# Task requirements
Tally the lines in the records underneath that contain the string "zoom", and state the figure by itself.

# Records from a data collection
▼▼▼

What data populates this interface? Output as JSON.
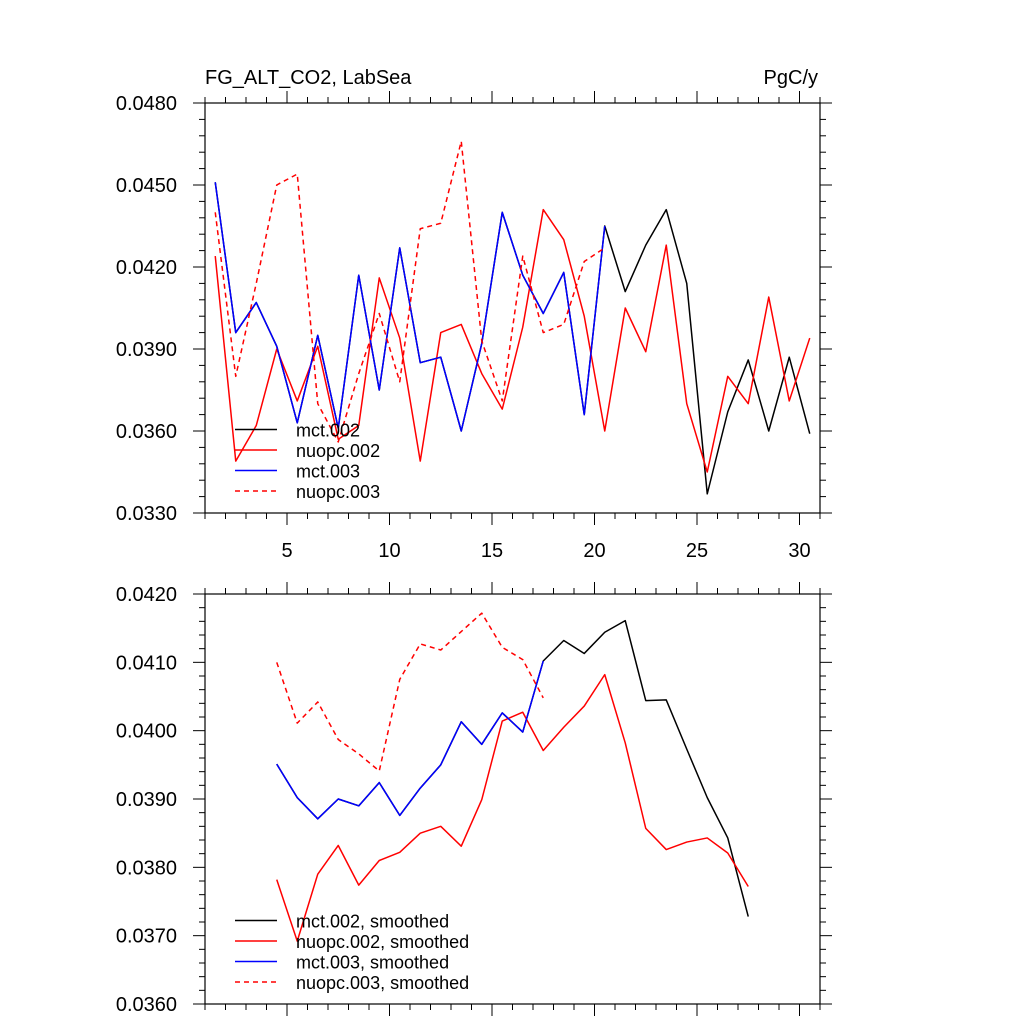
{
  "chart_data": [
    {
      "type": "line",
      "title_left": "FG_ALT_CO2, LabSea",
      "title_right": "PgC/y",
      "xlim": [
        1,
        31
      ],
      "ylim": [
        0.033,
        0.048
      ],
      "x_major_ticks": [
        5,
        10,
        15,
        20,
        25,
        30
      ],
      "x_tick_labels": [
        "5",
        "10",
        "15",
        "20",
        "25",
        "30"
      ],
      "y_major_ticks": [
        0.033,
        0.036,
        0.039,
        0.042,
        0.045,
        0.048
      ],
      "y_tick_labels": [
        "0.0330",
        "0.0360",
        "0.0390",
        "0.0420",
        "0.0450",
        "0.0480"
      ],
      "legend_position": "bottom-left",
      "series": [
        {
          "name": "mct.002",
          "color": "#000000",
          "dash": "solid",
          "x": [
            1.5,
            2.5,
            3.5,
            4.5,
            5.5,
            6.5,
            7.5,
            8.5,
            9.5,
            10.5,
            11.5,
            12.5,
            13.5,
            14.5,
            15.5,
            16.5,
            17.5,
            18.5,
            19.5,
            20.5,
            21.5,
            22.5,
            23.5,
            24.5,
            25.5,
            26.5,
            27.5,
            28.5,
            29.5,
            30.5
          ],
          "values": [
            0.0451,
            0.0396,
            0.0407,
            0.0391,
            0.0363,
            0.0395,
            0.0361,
            0.0417,
            0.0375,
            0.0427,
            0.0385,
            0.0387,
            0.036,
            0.0392,
            0.044,
            0.0417,
            0.0403,
            0.0418,
            0.0366,
            0.0435,
            0.0411,
            0.0428,
            0.0441,
            0.0414,
            0.0337,
            0.0367,
            0.0386,
            0.036,
            0.0387,
            0.0359
          ]
        },
        {
          "name": "nuopc.002",
          "color": "#ff0000",
          "dash": "solid",
          "x": [
            1.5,
            2.5,
            3.5,
            4.5,
            5.5,
            6.5,
            7.5,
            8.5,
            9.5,
            10.5,
            11.5,
            12.5,
            13.5,
            14.5,
            15.5,
            16.5,
            17.5,
            18.5,
            19.5,
            20.5,
            21.5,
            22.5,
            23.5,
            24.5,
            25.5,
            26.5,
            27.5,
            28.5,
            29.5,
            30.5
          ],
          "values": [
            0.0424,
            0.0349,
            0.0362,
            0.039,
            0.0371,
            0.0391,
            0.0357,
            0.0362,
            0.0416,
            0.0394,
            0.0349,
            0.0396,
            0.0399,
            0.0381,
            0.0368,
            0.0398,
            0.0441,
            0.043,
            0.0402,
            0.036,
            0.0405,
            0.0389,
            0.0428,
            0.037,
            0.0345,
            0.038,
            0.037,
            0.0409,
            0.0371,
            0.0394
          ]
        },
        {
          "name": "mct.003",
          "color": "#0000ff",
          "dash": "solid",
          "x": [
            1.5,
            2.5,
            3.5,
            4.5,
            5.5,
            6.5,
            7.5,
            8.5,
            9.5,
            10.5,
            11.5,
            12.5,
            13.5,
            14.5,
            15.5,
            16.5,
            17.5,
            18.5,
            19.5,
            20.5
          ],
          "values": [
            0.0451,
            0.0396,
            0.0407,
            0.0391,
            0.0363,
            0.0395,
            0.0361,
            0.0417,
            0.0375,
            0.0427,
            0.0385,
            0.0387,
            0.036,
            0.0392,
            0.044,
            0.0417,
            0.0403,
            0.0418,
            0.0366,
            0.0435
          ]
        },
        {
          "name": "nuopc.003",
          "color": "#ff0000",
          "dash": "dashed",
          "x": [
            1.5,
            2.5,
            3.5,
            4.5,
            5.5,
            6.5,
            7.5,
            8.5,
            9.5,
            10.5,
            11.5,
            12.5,
            13.5,
            14.5,
            15.5,
            16.5,
            17.5,
            18.5,
            19.5,
            20.5
          ],
          "values": [
            0.044,
            0.038,
            0.0414,
            0.045,
            0.0454,
            0.037,
            0.0356,
            0.0381,
            0.0403,
            0.0378,
            0.0434,
            0.0436,
            0.0466,
            0.0393,
            0.0371,
            0.0424,
            0.0396,
            0.0399,
            0.0422,
            0.0427
          ]
        }
      ]
    },
    {
      "type": "line",
      "xlim": [
        1,
        31
      ],
      "ylim": [
        0.036,
        0.042
      ],
      "x_major_ticks": [
        5,
        10,
        15,
        20,
        25,
        30
      ],
      "x_tick_labels": [],
      "y_major_ticks": [
        0.036,
        0.037,
        0.038,
        0.039,
        0.04,
        0.041,
        0.042
      ],
      "y_tick_labels": [
        "0.0360",
        "0.0370",
        "0.0380",
        "0.0390",
        "0.0400",
        "0.0410",
        "0.0420"
      ],
      "legend_position": "bottom-left",
      "series": [
        {
          "name": "mct.002, smoothed",
          "color": "#000000",
          "dash": "solid",
          "x": [
            4.5,
            5.5,
            6.5,
            7.5,
            8.5,
            9.5,
            10.5,
            11.5,
            12.5,
            13.5,
            14.5,
            15.5,
            16.5,
            17.5,
            18.5,
            19.5,
            20.5,
            21.5,
            22.5,
            23.5,
            24.5,
            25.5,
            26.5,
            27.5
          ],
          "values": [
            0.03951,
            0.03902,
            0.03871,
            0.039,
            0.0389,
            0.03924,
            0.03876,
            0.03916,
            0.0395,
            0.04013,
            0.0398,
            0.04026,
            0.03998,
            0.04102,
            0.04132,
            0.04113,
            0.04144,
            0.04161,
            0.04044,
            0.04045,
            0.03973,
            0.03902,
            0.03843,
            0.03728
          ]
        },
        {
          "name": "nuopc.002, smoothed",
          "color": "#ff0000",
          "dash": "solid",
          "x": [
            4.5,
            5.5,
            6.5,
            7.5,
            8.5,
            9.5,
            10.5,
            11.5,
            12.5,
            13.5,
            14.5,
            15.5,
            16.5,
            17.5,
            18.5,
            19.5,
            20.5,
            21.5,
            22.5,
            23.5,
            24.5,
            25.5,
            26.5,
            27.5
          ],
          "values": [
            0.03782,
            0.03692,
            0.0379,
            0.03832,
            0.03774,
            0.0381,
            0.03822,
            0.0385,
            0.0386,
            0.03831,
            0.03899,
            0.04014,
            0.04027,
            0.03971,
            0.04005,
            0.04036,
            0.04082,
            0.03982,
            0.03857,
            0.03826,
            0.03837,
            0.03843,
            0.03821,
            0.03772
          ]
        },
        {
          "name": "mct.003, smoothed",
          "color": "#0000ff",
          "dash": "solid",
          "x": [
            4.5,
            5.5,
            6.5,
            7.5,
            8.5,
            9.5,
            10.5,
            11.5,
            12.5,
            13.5,
            14.5,
            15.5,
            16.5,
            17.5
          ],
          "values": [
            0.03951,
            0.03902,
            0.03871,
            0.039,
            0.0389,
            0.03924,
            0.03876,
            0.03916,
            0.0395,
            0.04013,
            0.0398,
            0.04026,
            0.03998,
            0.04102
          ]
        },
        {
          "name": "nuopc.003, smoothed",
          "color": "#ff0000",
          "dash": "dashed",
          "x": [
            4.5,
            5.5,
            6.5,
            7.5,
            8.5,
            9.5,
            10.5,
            11.5,
            12.5,
            13.5,
            14.5,
            15.5,
            16.5,
            17.5
          ],
          "values": [
            0.041,
            0.04011,
            0.04042,
            0.03987,
            0.03966,
            0.03941,
            0.04075,
            0.04127,
            0.04118,
            0.04145,
            0.04172,
            0.04122,
            0.04104,
            0.04048
          ]
        }
      ]
    }
  ]
}
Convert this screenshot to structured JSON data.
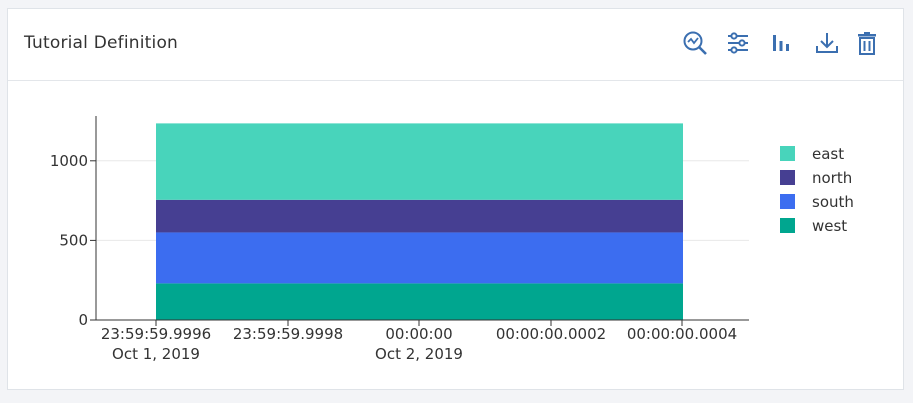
{
  "card": {
    "title": "Tutorial Definition",
    "toolbar": [
      {
        "icon": "zoom-chart-icon",
        "name": "zoom-button"
      },
      {
        "icon": "settings-sliders-icon",
        "name": "settings-button"
      },
      {
        "icon": "bar-chart-icon",
        "name": "chart-type-button"
      },
      {
        "icon": "download-icon",
        "name": "download-button"
      },
      {
        "icon": "trash-icon",
        "name": "delete-button"
      }
    ],
    "icon_color": "#3b6fb0"
  },
  "chart_data": {
    "type": "bar",
    "stacked": true,
    "title": "",
    "xlabel": "",
    "ylabel": "",
    "ylim": [
      0,
      1250
    ],
    "y_ticks": [
      "0",
      "500",
      "1000"
    ],
    "x_ticks": [
      {
        "line1": "23:59:59.9996",
        "line2": "Oct 1, 2019"
      },
      {
        "line1": "23:59:59.9998",
        "line2": ""
      },
      {
        "line1": "00:00:00",
        "line2": "Oct 2, 2019"
      },
      {
        "line1": "00:00:00.0002",
        "line2": ""
      },
      {
        "line1": "00:00:00.0004",
        "line2": ""
      }
    ],
    "categories": [
      "Oct 2, 2019 00:00:00"
    ],
    "series": [
      {
        "name": "west",
        "values": [
          230
        ],
        "color": "#00a68f"
      },
      {
        "name": "south",
        "values": [
          320
        ],
        "color": "#3c6df0"
      },
      {
        "name": "north",
        "values": [
          205
        ],
        "color": "#463f92"
      },
      {
        "name": "east",
        "values": [
          480
        ],
        "color": "#48d4bb"
      }
    ],
    "legend": [
      "east",
      "north",
      "south",
      "west"
    ],
    "legend_position": "right",
    "grid": true
  }
}
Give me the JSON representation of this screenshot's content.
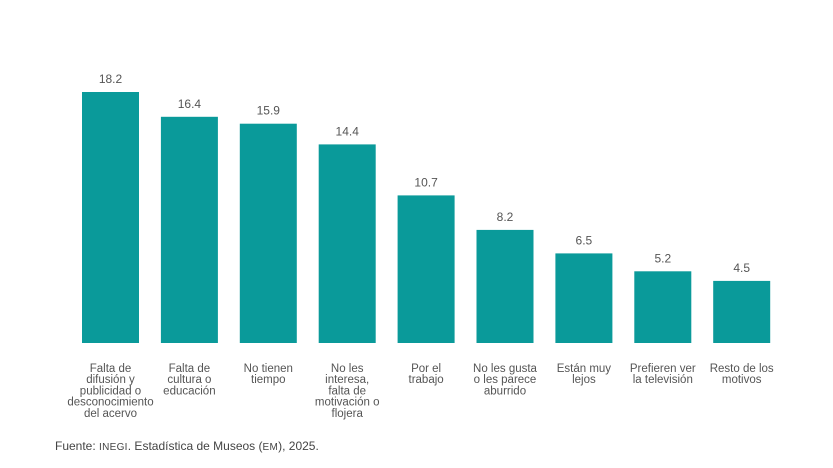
{
  "chart_data": {
    "type": "bar",
    "categories": [
      [
        "Falta de",
        "difusión y",
        "publicidad o",
        "desconocimiento",
        "del acervo"
      ],
      [
        "Falta de",
        "cultura o",
        "educación"
      ],
      [
        "No tienen",
        "tiempo"
      ],
      [
        "No les",
        "interesa,",
        "falta de",
        "motivación o",
        "flojera"
      ],
      [
        "Por el",
        "trabajo"
      ],
      [
        "No les gusta",
        "o les parece",
        "aburrido"
      ],
      [
        "Están muy",
        "lejos"
      ],
      [
        "Prefieren ver",
        "la televisión"
      ],
      [
        "Resto de los",
        "motivos"
      ]
    ],
    "values": [
      18.2,
      16.4,
      15.9,
      14.4,
      10.7,
      8.2,
      6.5,
      5.2,
      4.5
    ],
    "value_labels": [
      "18.2",
      "16.4",
      "15.9",
      "14.4",
      "10.7",
      "8.2",
      "6.5",
      "5.2",
      "4.5"
    ],
    "ylim": [
      0,
      18.2
    ],
    "bar_color": "#0a9a9a",
    "grid": false,
    "legend": "none"
  },
  "source": {
    "prefix": "Fuente: ",
    "org": "INEGI",
    "middle": ". Estadística de Museos (",
    "abbr": "EM",
    "suffix": "), 2025."
  }
}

▲▲▲

# Task answer
2